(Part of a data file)
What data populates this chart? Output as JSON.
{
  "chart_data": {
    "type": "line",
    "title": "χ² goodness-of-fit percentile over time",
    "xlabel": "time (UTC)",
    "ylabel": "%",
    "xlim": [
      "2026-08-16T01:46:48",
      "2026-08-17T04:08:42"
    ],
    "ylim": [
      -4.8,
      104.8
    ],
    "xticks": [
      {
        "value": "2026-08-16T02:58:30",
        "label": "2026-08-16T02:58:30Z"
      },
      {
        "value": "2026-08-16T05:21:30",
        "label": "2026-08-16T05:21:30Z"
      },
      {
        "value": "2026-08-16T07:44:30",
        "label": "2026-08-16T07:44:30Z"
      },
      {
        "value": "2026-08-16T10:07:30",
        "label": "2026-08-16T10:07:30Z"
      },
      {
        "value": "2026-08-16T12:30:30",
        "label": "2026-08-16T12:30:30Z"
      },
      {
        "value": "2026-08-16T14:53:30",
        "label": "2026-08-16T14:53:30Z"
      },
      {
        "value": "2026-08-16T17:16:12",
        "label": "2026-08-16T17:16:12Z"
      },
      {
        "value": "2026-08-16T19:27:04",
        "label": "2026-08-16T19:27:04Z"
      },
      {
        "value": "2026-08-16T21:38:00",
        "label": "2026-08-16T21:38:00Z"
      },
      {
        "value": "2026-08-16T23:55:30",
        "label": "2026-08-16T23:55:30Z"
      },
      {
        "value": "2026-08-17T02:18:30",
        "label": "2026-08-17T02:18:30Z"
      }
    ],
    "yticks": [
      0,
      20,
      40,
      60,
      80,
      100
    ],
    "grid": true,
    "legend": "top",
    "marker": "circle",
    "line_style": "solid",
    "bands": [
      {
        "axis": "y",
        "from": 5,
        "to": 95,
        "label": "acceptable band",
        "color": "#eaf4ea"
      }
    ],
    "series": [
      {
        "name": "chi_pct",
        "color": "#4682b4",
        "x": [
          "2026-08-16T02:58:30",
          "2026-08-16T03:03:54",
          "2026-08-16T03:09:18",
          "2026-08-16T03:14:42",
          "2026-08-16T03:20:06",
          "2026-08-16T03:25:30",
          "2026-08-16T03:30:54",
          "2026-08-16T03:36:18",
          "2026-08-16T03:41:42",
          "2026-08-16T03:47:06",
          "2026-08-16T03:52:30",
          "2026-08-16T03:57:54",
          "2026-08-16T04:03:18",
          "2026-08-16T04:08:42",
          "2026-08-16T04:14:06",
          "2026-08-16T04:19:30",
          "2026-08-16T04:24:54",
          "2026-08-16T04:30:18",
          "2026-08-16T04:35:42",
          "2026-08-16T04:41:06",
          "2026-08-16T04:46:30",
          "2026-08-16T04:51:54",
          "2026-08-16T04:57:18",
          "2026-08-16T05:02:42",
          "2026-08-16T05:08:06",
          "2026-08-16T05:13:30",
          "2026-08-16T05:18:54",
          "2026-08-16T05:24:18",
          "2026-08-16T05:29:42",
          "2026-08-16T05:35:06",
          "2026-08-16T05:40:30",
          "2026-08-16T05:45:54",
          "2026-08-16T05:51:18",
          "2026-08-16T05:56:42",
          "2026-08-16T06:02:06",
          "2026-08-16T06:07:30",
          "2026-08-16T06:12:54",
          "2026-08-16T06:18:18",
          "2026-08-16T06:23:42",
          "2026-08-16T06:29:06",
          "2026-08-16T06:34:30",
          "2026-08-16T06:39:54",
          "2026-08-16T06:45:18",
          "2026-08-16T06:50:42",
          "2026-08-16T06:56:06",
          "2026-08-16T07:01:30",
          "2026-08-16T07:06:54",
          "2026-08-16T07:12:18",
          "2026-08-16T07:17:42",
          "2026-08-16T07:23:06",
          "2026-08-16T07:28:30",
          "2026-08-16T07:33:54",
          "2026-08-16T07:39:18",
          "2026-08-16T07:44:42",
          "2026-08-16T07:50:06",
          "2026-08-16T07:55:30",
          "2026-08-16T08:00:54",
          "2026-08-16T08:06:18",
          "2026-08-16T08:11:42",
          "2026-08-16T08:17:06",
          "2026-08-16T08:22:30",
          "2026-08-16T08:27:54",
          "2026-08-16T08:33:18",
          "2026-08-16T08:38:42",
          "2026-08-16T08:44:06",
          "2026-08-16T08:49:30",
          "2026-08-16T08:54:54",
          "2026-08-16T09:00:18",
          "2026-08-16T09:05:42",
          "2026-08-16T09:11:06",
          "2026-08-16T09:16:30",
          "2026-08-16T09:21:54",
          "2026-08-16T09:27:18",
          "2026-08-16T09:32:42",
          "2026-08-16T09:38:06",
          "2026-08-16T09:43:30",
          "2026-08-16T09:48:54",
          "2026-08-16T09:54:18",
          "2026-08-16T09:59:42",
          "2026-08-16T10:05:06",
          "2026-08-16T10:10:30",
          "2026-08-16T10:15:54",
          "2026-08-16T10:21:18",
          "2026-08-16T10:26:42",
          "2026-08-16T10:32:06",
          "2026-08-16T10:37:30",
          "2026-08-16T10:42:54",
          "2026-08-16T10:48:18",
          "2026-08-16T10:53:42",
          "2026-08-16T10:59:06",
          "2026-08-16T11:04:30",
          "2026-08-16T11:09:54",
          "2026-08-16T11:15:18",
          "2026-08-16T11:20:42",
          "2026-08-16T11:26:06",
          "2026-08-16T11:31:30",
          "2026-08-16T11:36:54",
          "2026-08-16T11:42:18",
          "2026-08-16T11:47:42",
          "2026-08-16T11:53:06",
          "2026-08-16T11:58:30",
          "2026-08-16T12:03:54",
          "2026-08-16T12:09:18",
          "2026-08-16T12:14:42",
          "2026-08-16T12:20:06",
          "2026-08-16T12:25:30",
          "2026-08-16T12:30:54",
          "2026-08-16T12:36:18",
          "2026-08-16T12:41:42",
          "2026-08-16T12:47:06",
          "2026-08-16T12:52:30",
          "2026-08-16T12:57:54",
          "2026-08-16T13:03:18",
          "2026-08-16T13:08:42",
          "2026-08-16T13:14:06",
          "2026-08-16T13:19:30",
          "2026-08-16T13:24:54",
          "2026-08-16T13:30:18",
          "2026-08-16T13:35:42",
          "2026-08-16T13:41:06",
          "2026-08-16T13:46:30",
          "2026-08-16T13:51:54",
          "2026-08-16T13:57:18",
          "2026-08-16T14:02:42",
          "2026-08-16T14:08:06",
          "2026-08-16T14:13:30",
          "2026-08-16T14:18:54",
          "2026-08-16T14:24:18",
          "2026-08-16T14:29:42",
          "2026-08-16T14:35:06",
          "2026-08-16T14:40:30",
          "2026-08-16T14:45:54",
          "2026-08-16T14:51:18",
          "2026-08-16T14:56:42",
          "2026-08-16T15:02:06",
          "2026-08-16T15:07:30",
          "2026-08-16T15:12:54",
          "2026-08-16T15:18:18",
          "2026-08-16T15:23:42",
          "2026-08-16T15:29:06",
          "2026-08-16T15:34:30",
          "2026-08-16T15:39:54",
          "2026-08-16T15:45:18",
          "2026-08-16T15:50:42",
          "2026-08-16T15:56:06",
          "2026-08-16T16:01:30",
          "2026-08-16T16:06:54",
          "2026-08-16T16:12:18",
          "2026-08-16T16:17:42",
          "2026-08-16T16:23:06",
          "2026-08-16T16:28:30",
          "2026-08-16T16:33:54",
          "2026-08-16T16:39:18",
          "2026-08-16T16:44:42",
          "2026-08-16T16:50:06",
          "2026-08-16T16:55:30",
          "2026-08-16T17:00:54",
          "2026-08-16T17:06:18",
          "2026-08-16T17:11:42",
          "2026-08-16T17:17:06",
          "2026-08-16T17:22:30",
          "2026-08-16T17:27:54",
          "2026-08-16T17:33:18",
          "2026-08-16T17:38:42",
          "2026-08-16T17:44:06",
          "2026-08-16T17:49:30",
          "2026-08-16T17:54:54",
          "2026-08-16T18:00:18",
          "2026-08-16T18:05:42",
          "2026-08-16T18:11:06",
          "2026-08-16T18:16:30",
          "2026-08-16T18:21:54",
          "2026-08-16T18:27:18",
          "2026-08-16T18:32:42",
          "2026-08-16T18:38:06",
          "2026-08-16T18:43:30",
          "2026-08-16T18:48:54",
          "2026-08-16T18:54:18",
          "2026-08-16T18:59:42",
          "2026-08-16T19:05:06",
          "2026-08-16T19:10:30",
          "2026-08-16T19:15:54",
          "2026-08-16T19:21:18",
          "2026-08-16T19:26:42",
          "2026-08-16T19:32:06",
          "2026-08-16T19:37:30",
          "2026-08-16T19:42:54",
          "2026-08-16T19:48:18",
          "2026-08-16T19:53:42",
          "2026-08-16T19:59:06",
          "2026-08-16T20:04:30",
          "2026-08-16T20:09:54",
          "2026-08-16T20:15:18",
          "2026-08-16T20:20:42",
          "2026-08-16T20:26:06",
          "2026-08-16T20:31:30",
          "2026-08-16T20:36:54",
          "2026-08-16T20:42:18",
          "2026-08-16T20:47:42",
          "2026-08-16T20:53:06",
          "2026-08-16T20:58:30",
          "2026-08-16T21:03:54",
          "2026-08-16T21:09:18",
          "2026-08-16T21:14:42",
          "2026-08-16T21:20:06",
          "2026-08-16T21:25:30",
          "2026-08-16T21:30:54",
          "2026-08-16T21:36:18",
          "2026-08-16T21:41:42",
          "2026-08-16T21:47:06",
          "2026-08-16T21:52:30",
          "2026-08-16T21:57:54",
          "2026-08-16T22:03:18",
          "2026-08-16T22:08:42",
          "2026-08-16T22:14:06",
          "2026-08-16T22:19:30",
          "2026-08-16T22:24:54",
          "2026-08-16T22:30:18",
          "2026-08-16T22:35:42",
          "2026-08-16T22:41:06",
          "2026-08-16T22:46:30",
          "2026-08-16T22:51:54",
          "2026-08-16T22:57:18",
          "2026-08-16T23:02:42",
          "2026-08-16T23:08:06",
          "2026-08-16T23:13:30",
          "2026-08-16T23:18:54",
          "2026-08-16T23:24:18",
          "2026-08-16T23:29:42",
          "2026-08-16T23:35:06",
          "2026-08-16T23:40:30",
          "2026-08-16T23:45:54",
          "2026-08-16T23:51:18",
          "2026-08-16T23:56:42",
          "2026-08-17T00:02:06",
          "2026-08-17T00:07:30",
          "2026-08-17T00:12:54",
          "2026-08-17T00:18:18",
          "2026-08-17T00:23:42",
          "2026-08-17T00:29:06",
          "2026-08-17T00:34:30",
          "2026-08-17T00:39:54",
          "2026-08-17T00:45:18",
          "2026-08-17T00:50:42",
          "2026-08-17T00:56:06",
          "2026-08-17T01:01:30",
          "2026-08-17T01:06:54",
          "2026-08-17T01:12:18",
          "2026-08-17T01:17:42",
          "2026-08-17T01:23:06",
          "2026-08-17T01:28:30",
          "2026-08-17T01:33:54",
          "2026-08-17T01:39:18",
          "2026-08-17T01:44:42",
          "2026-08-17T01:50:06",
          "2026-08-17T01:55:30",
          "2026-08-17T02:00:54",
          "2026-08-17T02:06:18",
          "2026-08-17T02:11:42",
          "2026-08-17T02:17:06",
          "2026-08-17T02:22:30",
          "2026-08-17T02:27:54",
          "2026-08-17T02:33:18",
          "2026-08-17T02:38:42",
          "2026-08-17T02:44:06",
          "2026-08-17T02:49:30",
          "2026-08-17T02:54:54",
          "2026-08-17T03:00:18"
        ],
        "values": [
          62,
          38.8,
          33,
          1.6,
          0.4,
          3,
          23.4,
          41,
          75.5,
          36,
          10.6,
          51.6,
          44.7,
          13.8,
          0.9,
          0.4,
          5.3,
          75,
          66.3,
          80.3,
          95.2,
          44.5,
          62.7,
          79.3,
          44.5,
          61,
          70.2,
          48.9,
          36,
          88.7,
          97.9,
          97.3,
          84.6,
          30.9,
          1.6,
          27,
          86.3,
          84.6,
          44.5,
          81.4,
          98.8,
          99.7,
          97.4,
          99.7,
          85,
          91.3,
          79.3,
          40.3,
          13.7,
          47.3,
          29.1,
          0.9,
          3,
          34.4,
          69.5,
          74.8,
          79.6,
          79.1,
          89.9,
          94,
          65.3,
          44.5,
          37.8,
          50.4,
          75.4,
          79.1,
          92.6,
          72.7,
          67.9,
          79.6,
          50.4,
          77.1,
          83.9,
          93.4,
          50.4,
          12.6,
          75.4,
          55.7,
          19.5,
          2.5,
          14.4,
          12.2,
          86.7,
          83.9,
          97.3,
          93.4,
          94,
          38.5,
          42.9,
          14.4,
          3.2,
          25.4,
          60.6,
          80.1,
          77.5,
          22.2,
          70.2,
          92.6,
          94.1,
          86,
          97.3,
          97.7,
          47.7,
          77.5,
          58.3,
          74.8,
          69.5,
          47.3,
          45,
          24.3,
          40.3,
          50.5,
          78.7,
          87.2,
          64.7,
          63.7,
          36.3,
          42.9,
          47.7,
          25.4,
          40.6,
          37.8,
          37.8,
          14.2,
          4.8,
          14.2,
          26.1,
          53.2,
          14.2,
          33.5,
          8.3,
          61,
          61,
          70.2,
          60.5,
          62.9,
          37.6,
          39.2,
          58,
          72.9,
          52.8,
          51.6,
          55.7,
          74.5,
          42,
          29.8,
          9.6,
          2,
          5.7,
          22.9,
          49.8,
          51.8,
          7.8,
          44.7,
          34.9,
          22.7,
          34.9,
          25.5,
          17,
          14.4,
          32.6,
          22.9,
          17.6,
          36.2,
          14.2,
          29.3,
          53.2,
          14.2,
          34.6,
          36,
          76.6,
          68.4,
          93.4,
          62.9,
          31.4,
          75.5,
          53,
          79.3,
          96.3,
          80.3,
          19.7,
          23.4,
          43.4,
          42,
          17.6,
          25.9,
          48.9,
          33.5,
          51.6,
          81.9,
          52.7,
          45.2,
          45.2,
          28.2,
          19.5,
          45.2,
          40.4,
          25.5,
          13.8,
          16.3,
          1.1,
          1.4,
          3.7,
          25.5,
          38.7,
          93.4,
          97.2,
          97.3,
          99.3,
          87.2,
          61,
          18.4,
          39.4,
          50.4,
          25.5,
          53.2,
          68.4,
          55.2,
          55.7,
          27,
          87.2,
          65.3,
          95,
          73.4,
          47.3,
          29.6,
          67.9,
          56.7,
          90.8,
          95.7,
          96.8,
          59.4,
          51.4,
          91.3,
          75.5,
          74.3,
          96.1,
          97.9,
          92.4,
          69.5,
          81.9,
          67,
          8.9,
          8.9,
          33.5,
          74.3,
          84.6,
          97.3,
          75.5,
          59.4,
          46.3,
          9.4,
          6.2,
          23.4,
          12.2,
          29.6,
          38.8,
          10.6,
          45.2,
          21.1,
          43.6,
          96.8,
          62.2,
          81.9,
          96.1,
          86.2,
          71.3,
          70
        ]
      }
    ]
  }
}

_WHAT IS EXPECTED_.
Which lines of the data include "time"? Copy each of them.

_RESULT_.
    "title": "χ² goodness-of-fit percentile over time",
    "xlabel": "time (UTC)",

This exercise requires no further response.